Required task: Search the data for the string "bills" and extract every line where it appears.

Material:
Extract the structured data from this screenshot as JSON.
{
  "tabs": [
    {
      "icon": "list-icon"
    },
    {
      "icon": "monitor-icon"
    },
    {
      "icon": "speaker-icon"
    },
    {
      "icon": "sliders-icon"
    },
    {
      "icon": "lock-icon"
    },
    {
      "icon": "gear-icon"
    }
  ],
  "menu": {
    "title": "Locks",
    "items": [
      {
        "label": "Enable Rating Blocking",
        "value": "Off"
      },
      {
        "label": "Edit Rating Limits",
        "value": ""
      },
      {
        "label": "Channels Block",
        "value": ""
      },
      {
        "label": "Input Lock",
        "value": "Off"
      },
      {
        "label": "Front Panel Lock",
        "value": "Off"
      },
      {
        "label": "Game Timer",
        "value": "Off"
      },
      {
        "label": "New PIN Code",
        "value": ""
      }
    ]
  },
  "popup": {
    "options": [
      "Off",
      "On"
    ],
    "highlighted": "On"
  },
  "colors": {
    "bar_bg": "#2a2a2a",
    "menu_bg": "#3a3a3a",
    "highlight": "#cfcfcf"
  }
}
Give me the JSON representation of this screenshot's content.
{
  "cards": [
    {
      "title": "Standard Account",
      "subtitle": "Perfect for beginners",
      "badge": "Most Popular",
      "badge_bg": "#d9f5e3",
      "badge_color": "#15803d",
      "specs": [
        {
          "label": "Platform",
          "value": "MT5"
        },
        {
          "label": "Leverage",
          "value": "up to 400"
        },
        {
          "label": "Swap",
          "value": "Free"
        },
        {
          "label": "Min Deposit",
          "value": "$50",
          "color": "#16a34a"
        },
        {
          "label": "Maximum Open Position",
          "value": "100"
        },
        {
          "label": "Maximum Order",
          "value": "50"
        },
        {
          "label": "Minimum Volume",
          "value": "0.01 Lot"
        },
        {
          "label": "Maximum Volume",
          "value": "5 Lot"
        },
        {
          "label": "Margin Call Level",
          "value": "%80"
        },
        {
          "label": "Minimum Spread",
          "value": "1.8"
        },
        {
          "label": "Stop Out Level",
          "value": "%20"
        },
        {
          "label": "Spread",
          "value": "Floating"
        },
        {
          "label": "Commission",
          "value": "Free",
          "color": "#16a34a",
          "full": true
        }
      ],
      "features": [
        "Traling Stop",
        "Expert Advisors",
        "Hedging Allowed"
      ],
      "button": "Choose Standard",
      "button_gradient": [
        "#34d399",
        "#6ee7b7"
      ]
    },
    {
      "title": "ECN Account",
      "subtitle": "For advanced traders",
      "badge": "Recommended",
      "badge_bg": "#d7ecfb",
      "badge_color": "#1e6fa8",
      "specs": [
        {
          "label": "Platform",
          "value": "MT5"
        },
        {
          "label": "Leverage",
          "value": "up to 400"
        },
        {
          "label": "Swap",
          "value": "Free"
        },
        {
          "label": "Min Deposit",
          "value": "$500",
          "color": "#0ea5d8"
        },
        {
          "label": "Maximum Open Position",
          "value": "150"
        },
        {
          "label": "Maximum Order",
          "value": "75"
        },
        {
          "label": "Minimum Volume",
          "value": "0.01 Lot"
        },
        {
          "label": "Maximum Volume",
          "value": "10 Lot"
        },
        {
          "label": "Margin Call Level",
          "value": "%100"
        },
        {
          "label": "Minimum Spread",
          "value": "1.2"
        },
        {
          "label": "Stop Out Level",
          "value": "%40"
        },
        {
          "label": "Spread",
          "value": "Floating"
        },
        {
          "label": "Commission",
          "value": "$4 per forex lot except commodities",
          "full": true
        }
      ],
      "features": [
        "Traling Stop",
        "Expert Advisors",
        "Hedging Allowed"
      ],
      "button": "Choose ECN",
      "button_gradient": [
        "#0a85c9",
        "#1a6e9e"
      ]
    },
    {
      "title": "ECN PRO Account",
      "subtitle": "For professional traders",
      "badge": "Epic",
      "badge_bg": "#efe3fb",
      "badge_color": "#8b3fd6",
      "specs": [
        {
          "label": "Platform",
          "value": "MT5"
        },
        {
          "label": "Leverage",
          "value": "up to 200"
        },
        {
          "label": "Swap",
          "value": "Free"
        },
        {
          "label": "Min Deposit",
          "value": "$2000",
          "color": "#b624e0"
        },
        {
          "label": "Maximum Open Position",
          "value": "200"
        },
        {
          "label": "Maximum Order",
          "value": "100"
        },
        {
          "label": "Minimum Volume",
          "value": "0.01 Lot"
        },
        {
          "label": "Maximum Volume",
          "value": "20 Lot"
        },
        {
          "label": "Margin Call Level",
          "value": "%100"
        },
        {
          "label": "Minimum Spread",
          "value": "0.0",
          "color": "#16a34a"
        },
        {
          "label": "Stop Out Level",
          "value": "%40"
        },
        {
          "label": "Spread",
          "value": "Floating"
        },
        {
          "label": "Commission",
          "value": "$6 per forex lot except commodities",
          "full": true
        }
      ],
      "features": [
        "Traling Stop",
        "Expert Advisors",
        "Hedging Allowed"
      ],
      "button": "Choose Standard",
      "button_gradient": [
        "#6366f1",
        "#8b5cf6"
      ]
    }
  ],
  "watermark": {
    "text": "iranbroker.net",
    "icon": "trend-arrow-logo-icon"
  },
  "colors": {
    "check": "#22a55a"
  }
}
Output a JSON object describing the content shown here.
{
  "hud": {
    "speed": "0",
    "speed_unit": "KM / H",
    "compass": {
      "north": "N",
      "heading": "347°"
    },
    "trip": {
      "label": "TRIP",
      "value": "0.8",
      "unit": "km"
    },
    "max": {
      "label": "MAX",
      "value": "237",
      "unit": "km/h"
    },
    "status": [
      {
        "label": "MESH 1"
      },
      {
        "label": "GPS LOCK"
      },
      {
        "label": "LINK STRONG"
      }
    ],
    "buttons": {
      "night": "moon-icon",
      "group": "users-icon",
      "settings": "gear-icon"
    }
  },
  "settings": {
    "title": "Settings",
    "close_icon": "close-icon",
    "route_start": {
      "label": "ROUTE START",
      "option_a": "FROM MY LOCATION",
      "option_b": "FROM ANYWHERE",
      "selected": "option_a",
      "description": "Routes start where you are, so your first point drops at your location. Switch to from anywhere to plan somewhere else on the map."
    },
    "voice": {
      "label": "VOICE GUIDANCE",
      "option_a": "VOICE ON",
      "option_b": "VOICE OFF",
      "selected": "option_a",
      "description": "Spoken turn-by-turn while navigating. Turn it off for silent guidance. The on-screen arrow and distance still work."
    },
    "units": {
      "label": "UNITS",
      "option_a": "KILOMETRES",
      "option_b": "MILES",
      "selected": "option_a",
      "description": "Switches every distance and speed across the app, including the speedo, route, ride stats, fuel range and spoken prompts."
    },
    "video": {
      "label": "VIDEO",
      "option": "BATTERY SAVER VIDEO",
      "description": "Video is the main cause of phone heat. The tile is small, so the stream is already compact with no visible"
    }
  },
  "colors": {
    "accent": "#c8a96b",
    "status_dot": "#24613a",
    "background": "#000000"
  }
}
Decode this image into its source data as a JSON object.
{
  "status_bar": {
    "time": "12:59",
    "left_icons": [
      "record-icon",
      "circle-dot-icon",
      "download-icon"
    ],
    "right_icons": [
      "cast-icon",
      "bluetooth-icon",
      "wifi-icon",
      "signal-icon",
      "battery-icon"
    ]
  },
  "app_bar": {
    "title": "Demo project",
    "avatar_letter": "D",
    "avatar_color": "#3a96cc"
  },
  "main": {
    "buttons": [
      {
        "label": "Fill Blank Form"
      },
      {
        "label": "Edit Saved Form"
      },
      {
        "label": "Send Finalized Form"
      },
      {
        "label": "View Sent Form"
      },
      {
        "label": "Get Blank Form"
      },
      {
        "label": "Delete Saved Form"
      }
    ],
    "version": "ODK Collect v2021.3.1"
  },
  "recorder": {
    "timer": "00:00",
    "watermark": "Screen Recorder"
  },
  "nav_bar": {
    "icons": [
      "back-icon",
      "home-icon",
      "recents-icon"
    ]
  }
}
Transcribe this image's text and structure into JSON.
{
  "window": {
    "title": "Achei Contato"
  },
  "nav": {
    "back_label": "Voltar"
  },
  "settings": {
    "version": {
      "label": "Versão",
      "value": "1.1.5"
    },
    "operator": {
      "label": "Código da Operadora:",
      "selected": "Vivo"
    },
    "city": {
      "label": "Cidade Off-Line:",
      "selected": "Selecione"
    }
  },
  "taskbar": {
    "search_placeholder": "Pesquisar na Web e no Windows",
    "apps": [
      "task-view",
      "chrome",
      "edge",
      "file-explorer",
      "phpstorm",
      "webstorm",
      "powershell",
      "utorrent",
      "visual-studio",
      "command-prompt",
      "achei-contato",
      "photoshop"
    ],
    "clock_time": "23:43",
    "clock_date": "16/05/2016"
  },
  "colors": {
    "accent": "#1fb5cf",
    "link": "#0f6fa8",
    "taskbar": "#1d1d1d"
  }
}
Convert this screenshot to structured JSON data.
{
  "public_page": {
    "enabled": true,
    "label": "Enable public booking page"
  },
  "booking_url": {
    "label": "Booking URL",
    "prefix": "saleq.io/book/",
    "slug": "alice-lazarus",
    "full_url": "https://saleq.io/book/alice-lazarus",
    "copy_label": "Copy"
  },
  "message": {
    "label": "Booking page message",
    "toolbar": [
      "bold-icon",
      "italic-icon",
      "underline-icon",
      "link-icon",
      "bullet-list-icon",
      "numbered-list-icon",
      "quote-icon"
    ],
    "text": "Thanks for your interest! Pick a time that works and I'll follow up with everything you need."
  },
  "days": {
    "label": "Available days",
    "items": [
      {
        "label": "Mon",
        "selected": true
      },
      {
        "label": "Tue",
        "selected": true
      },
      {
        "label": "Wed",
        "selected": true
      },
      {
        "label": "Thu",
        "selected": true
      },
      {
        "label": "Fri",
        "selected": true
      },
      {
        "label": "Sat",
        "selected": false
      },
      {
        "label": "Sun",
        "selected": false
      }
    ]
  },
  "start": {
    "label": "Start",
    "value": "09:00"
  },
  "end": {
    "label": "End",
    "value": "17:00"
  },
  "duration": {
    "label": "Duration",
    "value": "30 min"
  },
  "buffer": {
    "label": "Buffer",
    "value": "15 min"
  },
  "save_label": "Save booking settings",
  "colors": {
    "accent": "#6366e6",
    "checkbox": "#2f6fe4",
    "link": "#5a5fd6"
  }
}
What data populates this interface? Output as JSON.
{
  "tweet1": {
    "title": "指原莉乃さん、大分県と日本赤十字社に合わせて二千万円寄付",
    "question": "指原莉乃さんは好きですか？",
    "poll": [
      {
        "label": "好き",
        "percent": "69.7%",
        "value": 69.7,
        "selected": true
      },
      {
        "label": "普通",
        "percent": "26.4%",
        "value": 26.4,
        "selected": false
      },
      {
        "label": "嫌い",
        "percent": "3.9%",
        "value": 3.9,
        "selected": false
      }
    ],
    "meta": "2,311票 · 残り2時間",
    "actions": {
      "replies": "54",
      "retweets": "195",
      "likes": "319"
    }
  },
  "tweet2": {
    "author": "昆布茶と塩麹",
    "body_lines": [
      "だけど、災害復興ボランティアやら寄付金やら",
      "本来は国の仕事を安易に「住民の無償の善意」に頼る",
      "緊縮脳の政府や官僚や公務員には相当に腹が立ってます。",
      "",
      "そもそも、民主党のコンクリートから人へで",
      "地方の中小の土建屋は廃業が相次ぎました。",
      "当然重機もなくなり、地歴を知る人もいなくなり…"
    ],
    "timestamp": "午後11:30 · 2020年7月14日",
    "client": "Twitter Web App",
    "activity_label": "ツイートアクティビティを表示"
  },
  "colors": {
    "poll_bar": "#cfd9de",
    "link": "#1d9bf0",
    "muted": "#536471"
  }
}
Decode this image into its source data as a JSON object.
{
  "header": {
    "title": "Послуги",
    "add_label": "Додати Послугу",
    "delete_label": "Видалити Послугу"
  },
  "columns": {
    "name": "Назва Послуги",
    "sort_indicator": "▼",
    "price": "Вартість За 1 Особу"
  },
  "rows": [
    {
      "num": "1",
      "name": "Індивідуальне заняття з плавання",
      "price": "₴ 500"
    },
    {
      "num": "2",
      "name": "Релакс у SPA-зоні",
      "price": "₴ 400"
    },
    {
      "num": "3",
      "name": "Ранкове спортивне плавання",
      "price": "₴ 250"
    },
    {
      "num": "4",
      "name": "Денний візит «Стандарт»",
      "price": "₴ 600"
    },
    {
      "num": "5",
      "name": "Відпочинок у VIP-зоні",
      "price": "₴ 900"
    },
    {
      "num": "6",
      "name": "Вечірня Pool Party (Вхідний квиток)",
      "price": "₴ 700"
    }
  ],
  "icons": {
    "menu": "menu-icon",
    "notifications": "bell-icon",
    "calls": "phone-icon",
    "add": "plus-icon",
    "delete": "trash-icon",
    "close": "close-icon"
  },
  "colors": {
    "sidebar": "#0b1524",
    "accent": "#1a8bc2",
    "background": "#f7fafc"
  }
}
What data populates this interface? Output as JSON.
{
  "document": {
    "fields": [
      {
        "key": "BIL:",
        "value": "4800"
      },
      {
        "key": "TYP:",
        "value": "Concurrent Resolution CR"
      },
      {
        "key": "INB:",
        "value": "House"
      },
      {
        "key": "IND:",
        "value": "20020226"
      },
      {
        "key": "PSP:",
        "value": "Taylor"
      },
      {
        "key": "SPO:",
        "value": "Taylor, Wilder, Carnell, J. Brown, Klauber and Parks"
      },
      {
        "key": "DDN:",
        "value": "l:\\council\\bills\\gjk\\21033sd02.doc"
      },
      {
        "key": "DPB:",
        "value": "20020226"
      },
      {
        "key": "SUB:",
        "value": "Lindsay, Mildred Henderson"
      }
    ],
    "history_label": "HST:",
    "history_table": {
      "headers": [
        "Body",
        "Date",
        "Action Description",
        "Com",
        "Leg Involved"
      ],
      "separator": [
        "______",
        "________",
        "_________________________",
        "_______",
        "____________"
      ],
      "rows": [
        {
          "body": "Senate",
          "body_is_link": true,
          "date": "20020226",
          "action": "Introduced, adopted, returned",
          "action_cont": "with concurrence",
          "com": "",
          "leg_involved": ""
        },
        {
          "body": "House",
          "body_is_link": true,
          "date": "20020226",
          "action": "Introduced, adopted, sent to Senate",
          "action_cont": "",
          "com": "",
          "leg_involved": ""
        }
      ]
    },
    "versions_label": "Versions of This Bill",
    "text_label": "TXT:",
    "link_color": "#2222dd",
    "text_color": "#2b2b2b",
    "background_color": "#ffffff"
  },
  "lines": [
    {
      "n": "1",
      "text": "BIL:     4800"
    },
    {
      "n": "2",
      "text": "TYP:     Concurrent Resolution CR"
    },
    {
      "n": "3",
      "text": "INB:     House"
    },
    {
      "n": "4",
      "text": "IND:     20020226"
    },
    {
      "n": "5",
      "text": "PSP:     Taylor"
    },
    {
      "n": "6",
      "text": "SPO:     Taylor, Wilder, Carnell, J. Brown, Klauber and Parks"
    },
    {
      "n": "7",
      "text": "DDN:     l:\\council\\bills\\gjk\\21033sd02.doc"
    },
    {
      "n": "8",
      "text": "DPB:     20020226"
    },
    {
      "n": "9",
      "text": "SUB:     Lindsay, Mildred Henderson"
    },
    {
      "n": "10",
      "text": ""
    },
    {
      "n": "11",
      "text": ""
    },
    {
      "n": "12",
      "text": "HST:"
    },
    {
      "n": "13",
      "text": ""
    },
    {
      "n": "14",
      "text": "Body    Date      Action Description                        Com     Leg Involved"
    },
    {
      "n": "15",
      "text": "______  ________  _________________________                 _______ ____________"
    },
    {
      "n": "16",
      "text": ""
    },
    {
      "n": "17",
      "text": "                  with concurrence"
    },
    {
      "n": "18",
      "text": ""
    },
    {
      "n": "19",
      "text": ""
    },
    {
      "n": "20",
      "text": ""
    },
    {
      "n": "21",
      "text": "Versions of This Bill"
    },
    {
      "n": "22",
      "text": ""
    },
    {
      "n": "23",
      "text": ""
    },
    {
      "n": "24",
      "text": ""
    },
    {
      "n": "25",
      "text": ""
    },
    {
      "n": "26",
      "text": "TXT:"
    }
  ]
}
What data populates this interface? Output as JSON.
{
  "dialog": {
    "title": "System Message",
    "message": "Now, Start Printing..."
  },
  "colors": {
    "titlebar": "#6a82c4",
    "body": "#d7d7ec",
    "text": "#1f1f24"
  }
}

Solved problem:
        "value": "l:\\council\\bills\\gjk\\21033sd02.doc"
      "text": "DDN:     l:\\council\\bills\\gjk\\21033sd02.doc"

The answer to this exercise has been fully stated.